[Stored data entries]
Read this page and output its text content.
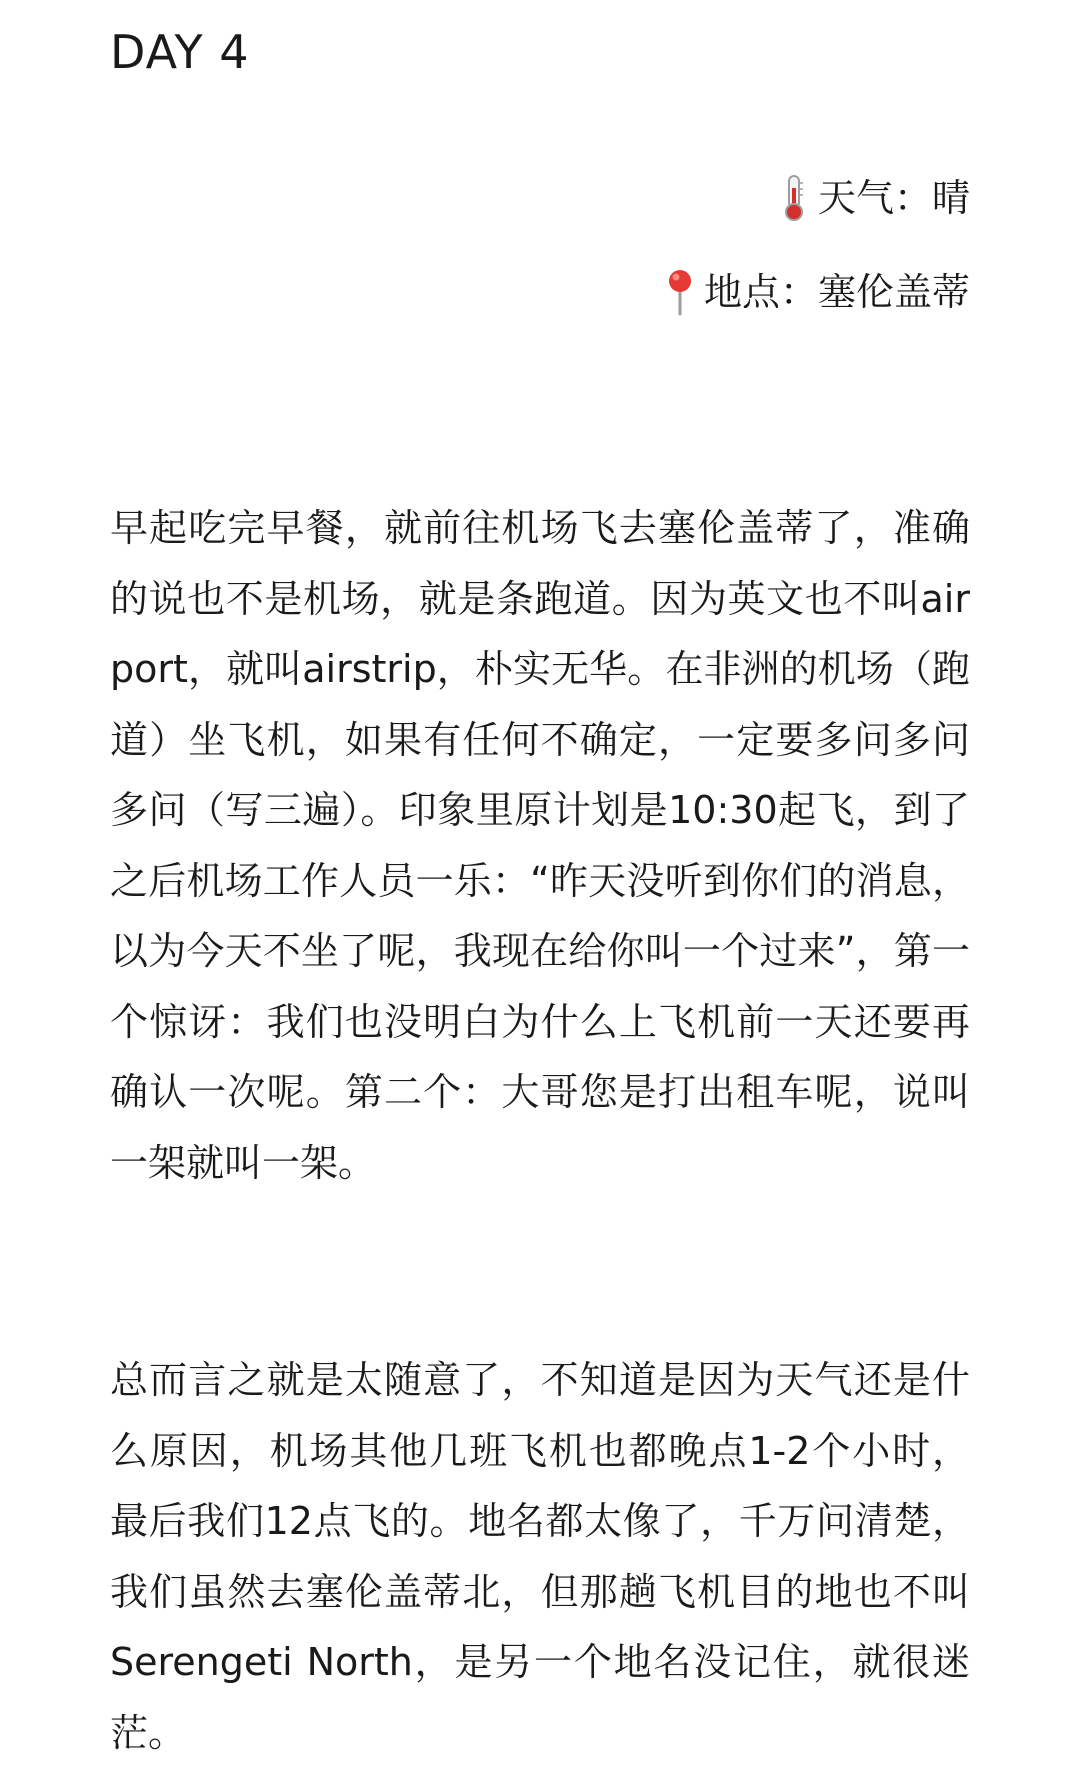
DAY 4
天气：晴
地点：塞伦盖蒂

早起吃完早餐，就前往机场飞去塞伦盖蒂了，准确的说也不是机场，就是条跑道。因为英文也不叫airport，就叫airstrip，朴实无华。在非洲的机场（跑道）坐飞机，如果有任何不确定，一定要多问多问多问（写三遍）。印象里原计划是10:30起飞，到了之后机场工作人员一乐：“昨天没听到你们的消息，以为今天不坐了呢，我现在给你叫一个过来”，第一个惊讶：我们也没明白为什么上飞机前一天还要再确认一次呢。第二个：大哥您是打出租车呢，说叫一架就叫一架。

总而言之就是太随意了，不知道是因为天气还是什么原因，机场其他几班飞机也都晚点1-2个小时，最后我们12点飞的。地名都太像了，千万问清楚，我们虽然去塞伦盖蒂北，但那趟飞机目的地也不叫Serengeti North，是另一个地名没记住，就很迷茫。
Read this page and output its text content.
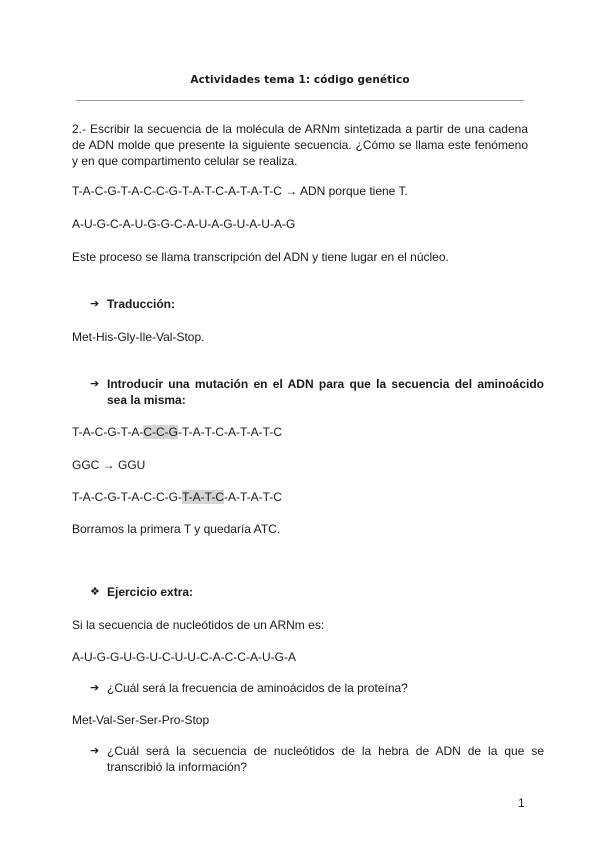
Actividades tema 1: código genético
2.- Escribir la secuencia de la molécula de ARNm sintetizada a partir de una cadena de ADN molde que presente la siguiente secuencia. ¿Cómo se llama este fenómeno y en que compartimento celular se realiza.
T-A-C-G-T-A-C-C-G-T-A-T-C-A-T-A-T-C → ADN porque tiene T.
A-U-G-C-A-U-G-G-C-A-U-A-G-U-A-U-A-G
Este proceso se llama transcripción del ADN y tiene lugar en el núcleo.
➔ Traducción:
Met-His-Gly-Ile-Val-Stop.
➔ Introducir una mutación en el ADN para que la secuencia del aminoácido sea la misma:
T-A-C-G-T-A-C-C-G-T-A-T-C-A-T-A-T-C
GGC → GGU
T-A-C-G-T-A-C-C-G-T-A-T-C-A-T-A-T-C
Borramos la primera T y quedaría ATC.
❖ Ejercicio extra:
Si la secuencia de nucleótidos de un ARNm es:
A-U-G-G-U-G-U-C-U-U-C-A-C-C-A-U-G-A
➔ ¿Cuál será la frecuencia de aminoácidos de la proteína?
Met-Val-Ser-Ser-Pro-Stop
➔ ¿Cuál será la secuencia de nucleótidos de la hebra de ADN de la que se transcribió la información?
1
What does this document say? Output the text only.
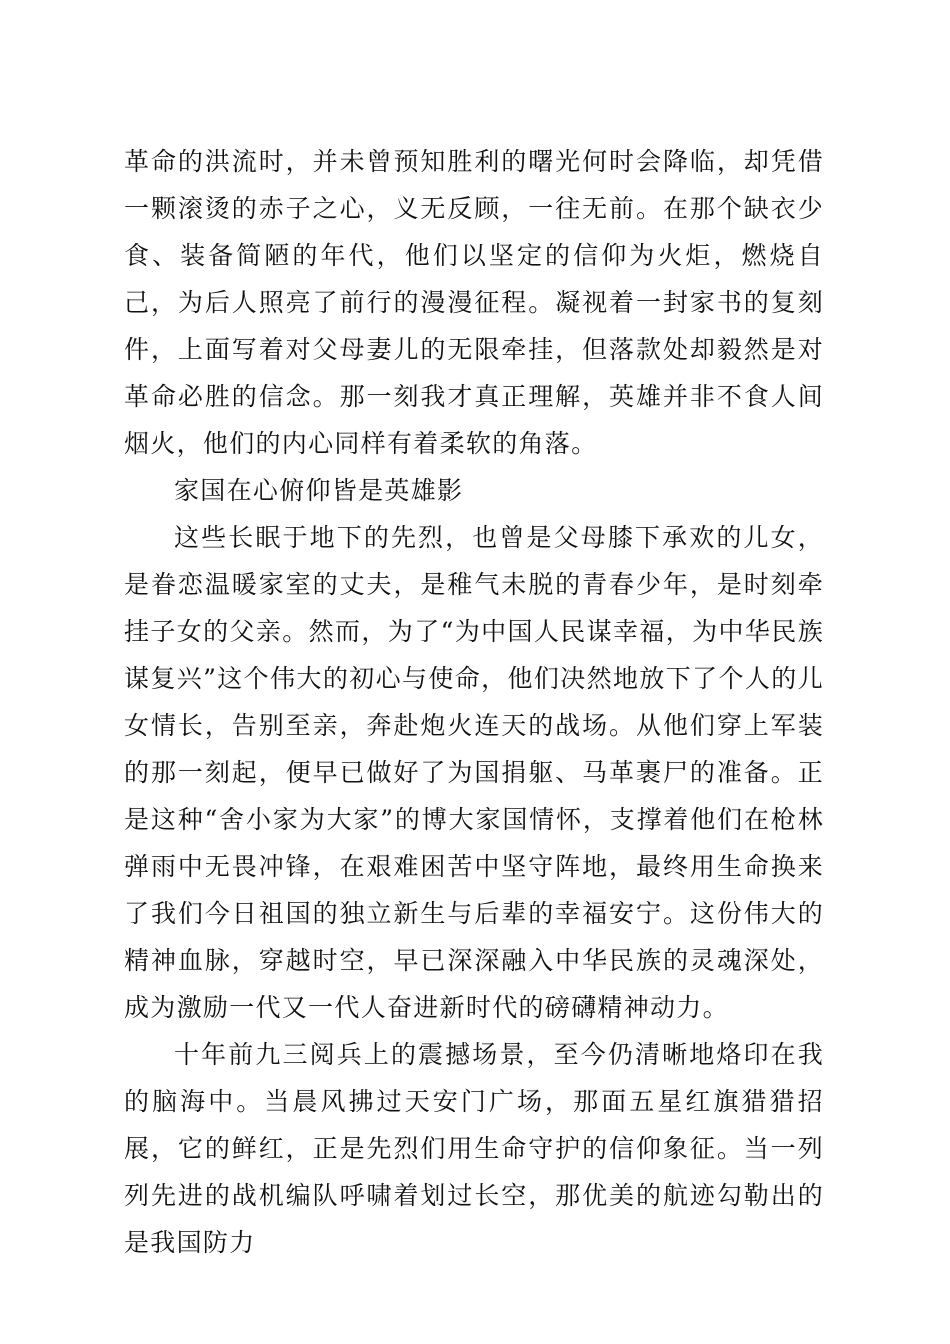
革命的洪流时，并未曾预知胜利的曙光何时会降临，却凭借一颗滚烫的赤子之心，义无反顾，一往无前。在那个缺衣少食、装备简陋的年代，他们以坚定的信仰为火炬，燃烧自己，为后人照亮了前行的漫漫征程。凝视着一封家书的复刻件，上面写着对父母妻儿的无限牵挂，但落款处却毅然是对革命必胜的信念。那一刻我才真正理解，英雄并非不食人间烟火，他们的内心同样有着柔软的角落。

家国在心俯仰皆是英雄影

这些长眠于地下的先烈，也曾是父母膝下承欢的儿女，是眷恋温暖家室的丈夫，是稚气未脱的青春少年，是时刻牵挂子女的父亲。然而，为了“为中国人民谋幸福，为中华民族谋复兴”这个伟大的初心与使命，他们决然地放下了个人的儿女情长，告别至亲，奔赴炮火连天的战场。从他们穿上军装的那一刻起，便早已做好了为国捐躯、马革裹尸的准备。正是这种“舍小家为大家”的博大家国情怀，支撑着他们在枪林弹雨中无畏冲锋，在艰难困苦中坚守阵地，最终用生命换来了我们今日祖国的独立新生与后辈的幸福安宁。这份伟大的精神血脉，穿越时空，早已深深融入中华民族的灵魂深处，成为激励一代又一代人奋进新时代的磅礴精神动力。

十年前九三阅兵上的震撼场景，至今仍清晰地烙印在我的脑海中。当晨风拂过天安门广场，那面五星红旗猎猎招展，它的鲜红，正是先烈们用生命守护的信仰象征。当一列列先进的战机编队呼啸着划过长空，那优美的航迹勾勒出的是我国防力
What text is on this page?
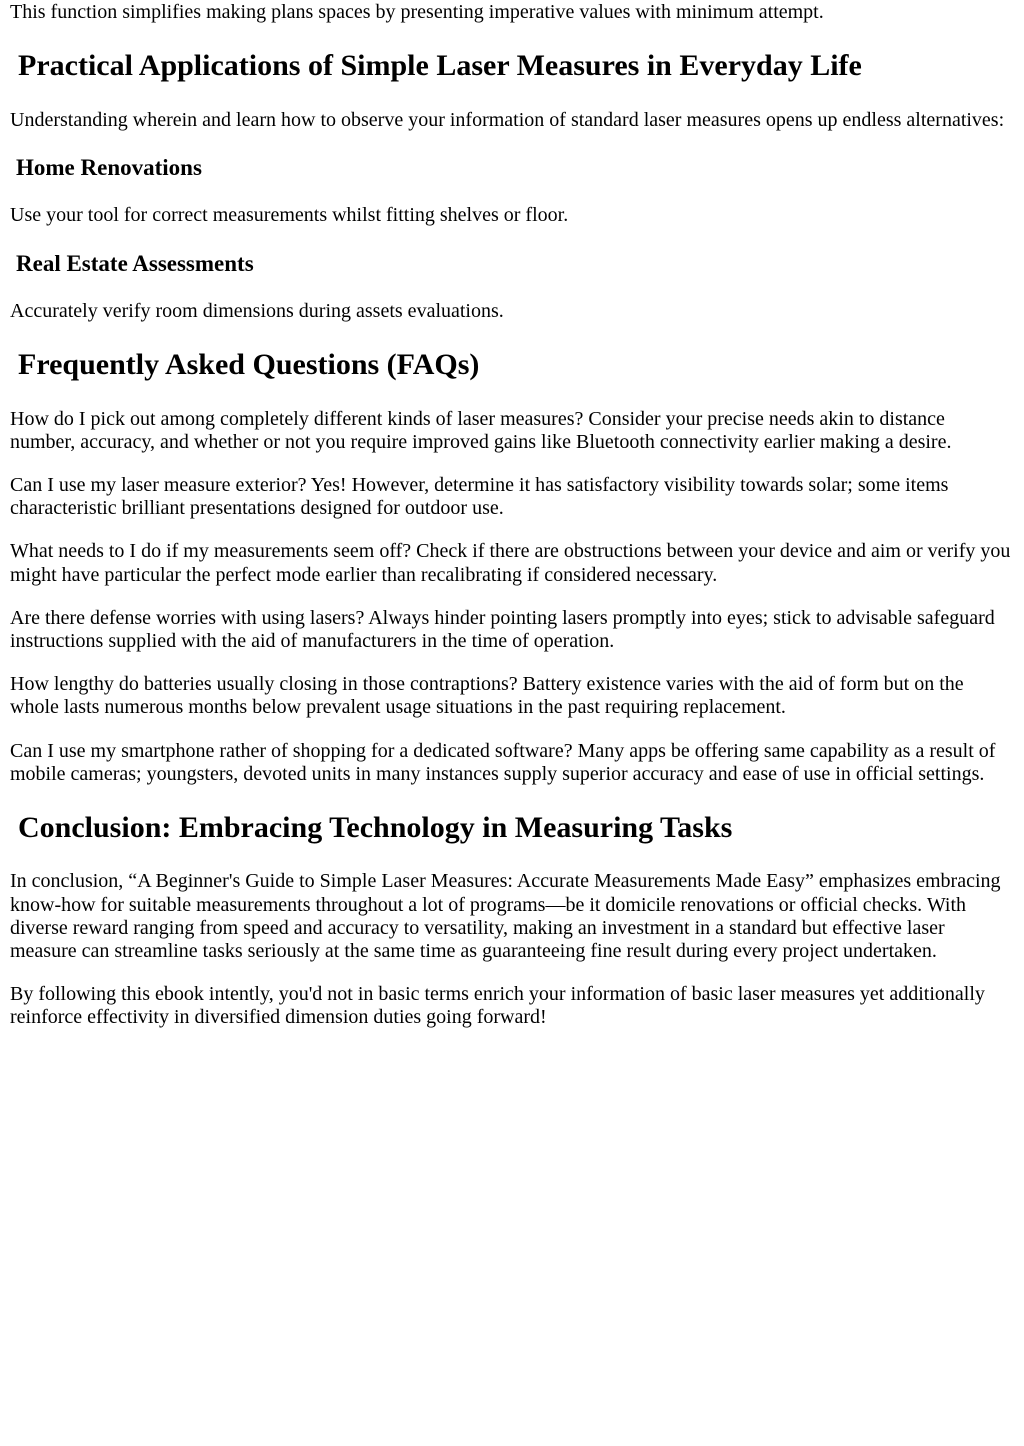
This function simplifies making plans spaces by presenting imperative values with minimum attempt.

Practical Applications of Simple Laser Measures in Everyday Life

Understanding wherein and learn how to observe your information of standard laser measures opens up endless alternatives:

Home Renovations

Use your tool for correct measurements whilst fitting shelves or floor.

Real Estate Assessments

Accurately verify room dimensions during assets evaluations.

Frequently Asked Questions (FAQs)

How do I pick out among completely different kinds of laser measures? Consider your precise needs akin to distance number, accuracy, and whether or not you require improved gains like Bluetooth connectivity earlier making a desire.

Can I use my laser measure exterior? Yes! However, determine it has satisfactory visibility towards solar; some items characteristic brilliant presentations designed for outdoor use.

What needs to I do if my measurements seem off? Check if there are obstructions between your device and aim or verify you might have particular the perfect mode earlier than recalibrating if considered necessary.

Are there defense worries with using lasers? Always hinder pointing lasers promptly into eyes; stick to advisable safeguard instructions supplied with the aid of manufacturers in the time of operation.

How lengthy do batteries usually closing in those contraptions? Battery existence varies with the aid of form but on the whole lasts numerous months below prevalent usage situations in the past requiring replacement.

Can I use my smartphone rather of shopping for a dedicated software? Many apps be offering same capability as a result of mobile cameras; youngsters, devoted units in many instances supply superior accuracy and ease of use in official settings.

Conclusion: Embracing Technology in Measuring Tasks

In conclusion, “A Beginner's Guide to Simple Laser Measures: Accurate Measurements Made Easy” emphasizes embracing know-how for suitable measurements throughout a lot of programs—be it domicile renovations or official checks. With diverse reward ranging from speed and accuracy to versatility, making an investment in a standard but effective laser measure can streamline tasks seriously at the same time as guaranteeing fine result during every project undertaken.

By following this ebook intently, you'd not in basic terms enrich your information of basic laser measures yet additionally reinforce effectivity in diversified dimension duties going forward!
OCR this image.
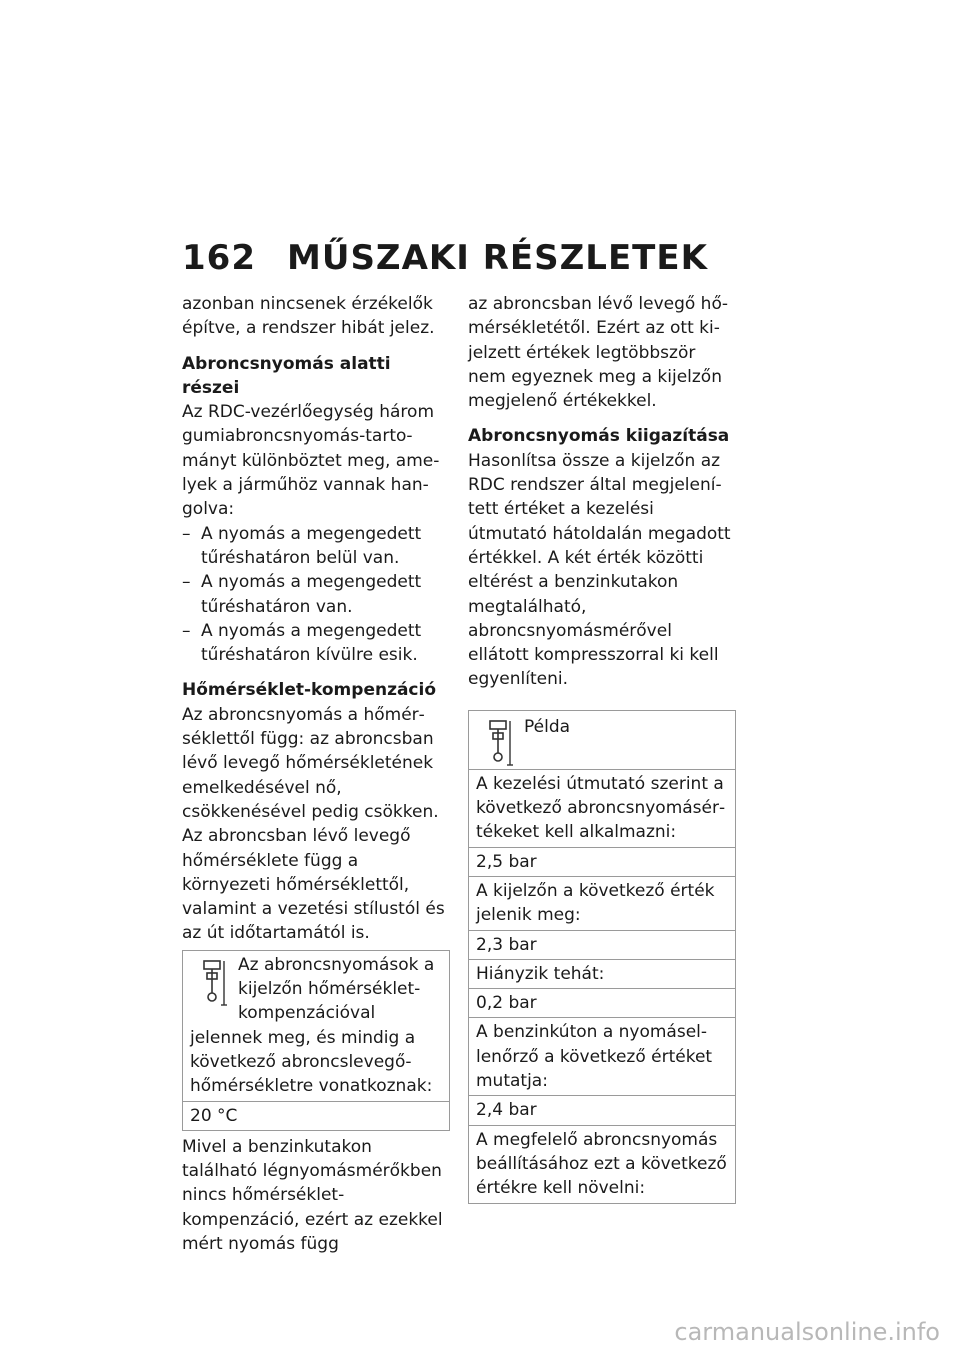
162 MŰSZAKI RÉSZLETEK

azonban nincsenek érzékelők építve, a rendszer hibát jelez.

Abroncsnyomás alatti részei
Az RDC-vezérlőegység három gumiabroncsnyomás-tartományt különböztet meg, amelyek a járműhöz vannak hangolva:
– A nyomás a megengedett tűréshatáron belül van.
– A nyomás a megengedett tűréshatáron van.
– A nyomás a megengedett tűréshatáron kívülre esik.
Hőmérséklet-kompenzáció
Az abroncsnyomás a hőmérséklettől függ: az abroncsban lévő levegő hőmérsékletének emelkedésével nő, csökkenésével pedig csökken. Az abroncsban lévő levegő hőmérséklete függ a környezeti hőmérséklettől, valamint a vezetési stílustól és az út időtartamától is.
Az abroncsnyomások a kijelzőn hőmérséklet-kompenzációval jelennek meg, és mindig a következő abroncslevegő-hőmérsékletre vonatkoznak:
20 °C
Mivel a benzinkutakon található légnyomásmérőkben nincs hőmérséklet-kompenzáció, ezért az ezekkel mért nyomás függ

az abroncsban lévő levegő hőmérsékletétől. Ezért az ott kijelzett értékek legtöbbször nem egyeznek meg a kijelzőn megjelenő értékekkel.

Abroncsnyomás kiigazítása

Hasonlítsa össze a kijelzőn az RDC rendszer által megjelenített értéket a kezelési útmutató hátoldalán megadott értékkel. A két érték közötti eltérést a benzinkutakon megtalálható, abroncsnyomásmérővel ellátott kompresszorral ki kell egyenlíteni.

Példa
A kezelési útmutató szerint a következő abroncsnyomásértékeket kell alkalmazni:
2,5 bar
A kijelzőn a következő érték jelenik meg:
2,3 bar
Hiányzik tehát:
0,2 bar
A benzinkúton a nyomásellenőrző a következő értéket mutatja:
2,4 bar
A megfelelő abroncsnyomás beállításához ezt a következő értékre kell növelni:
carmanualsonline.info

**Written instruction**
Above are the records; copy every line in them that holds the word "benzinkutakon".

**Expected answer**
Mivel a benzinkutakon található légnyomásmérőkben nincs hőmérséklet-kompenzáció, ezért az ezekkel mért nyomás függ
Hasonlítsa össze a kijelzőn az RDC rendszer által megjelenített értéket a kezelési útmutató hátoldalán megadott értékkel. A két érték közötti eltérést a benzinkutakon megtalálható, abroncsnyomásmérővel ellátott kompresszorral ki kell egyenlíteni.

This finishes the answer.